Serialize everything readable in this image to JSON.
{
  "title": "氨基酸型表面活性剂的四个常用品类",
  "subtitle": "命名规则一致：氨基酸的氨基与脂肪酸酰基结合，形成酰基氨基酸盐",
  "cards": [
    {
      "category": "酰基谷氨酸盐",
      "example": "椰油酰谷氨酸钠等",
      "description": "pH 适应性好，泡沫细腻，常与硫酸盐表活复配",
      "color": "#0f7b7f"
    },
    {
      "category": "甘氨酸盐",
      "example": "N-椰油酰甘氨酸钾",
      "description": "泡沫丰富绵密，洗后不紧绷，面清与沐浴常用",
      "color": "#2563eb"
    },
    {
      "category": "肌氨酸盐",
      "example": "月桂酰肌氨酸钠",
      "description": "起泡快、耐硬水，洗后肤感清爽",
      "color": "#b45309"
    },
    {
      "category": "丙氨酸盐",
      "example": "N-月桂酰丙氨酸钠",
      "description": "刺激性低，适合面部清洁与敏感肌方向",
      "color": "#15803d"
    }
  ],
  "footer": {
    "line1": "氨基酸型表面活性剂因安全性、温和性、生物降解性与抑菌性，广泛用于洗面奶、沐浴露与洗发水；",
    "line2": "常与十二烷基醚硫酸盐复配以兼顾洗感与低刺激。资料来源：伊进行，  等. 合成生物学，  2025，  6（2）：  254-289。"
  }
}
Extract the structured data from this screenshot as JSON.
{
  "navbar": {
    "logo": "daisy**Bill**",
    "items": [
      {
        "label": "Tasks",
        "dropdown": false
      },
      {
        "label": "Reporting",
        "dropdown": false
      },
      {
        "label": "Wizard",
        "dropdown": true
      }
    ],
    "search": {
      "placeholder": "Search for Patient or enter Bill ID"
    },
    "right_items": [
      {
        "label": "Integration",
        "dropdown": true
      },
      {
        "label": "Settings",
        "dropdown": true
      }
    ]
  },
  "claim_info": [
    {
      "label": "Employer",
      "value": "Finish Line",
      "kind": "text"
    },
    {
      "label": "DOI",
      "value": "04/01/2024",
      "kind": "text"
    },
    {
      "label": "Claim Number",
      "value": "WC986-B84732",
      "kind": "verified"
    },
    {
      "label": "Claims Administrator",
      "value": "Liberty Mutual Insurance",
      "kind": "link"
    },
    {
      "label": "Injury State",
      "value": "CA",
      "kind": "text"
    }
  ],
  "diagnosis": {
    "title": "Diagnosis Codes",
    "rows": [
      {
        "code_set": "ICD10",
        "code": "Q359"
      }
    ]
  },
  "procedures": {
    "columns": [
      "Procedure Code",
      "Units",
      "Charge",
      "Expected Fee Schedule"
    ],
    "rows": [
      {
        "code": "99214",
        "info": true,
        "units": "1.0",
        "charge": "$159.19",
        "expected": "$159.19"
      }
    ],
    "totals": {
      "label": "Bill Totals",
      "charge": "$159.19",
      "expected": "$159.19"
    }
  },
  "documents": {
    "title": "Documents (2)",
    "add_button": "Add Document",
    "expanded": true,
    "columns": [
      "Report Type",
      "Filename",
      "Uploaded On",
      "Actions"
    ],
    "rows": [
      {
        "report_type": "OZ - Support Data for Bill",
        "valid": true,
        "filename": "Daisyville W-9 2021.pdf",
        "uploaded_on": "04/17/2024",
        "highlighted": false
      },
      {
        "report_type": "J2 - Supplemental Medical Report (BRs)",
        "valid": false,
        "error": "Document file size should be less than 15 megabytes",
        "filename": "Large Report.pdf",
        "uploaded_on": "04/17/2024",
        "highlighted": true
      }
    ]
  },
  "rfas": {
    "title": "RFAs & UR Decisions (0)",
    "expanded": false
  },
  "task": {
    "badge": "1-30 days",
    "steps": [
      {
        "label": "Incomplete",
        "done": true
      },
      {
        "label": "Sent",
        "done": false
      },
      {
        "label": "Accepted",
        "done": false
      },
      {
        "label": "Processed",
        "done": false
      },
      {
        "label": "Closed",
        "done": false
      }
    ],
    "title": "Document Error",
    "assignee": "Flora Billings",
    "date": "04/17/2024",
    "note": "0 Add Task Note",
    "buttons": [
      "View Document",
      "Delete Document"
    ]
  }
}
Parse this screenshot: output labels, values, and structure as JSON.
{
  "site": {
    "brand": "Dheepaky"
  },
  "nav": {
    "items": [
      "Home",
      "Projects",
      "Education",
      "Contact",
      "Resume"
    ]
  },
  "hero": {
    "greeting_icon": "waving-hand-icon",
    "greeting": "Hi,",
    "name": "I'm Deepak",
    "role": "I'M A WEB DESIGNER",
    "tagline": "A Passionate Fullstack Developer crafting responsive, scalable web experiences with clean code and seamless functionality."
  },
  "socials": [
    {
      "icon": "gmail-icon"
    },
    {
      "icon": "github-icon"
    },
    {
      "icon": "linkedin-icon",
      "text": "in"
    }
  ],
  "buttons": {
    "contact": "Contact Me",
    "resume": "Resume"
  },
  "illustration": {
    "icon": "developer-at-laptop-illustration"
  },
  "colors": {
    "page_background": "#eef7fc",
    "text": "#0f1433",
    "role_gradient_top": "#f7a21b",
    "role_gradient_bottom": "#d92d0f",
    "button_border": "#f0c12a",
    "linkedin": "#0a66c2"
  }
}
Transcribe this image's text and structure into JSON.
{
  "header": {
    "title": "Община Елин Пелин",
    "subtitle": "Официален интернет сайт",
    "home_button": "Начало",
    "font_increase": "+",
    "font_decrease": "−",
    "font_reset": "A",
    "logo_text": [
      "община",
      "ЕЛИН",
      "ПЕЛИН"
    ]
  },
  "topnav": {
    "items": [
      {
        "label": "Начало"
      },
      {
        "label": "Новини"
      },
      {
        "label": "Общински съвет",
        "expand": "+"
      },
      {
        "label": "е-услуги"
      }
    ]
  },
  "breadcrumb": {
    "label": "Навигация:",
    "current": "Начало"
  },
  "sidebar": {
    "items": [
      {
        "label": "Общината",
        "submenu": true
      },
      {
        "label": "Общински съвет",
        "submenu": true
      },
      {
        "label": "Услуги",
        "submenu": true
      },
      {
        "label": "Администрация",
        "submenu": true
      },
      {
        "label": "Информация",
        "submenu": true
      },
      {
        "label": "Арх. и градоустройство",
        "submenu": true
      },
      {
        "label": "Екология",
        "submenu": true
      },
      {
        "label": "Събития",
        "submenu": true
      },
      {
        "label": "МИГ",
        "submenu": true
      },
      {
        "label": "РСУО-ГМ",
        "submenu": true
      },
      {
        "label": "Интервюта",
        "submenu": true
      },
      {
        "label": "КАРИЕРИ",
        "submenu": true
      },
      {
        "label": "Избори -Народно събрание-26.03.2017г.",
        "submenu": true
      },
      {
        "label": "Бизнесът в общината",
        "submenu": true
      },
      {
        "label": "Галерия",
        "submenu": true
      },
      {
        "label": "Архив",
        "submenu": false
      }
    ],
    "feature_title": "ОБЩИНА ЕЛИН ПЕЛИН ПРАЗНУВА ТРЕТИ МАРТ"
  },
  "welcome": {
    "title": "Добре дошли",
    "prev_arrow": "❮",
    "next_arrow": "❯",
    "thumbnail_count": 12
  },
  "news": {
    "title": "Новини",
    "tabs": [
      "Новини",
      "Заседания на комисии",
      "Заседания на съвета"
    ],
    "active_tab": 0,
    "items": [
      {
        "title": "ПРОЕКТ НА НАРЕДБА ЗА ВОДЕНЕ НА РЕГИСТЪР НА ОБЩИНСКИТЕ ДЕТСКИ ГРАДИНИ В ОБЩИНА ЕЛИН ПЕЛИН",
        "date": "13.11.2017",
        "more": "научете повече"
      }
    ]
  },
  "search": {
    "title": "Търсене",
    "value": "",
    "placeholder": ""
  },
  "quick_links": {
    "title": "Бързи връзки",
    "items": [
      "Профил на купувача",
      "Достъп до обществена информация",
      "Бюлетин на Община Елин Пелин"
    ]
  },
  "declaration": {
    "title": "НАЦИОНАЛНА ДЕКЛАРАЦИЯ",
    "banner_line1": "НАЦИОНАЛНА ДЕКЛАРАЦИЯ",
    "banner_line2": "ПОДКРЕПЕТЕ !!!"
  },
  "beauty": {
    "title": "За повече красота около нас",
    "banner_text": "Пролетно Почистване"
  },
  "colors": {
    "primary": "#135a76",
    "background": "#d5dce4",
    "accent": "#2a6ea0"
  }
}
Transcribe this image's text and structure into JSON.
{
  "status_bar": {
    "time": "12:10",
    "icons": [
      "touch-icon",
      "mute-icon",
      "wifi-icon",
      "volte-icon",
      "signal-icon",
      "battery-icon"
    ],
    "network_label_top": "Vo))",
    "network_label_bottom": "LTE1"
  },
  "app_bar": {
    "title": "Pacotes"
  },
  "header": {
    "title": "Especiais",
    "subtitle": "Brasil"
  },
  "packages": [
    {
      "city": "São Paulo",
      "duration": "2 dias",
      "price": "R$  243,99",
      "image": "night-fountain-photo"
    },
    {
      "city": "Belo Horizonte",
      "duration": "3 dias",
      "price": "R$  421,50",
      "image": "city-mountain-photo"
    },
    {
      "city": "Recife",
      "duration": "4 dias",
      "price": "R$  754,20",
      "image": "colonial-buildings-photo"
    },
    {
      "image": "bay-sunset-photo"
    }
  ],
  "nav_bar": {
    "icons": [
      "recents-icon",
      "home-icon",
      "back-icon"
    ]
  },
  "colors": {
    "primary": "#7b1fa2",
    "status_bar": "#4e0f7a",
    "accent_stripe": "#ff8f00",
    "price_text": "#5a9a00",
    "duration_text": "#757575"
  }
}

###

▶ **Your instructions**: Go through the data and gather every line that holds "повече".

▶ **Result of the exercise**:
        "more": "научете повече"
    "title": "За повече красота около нас",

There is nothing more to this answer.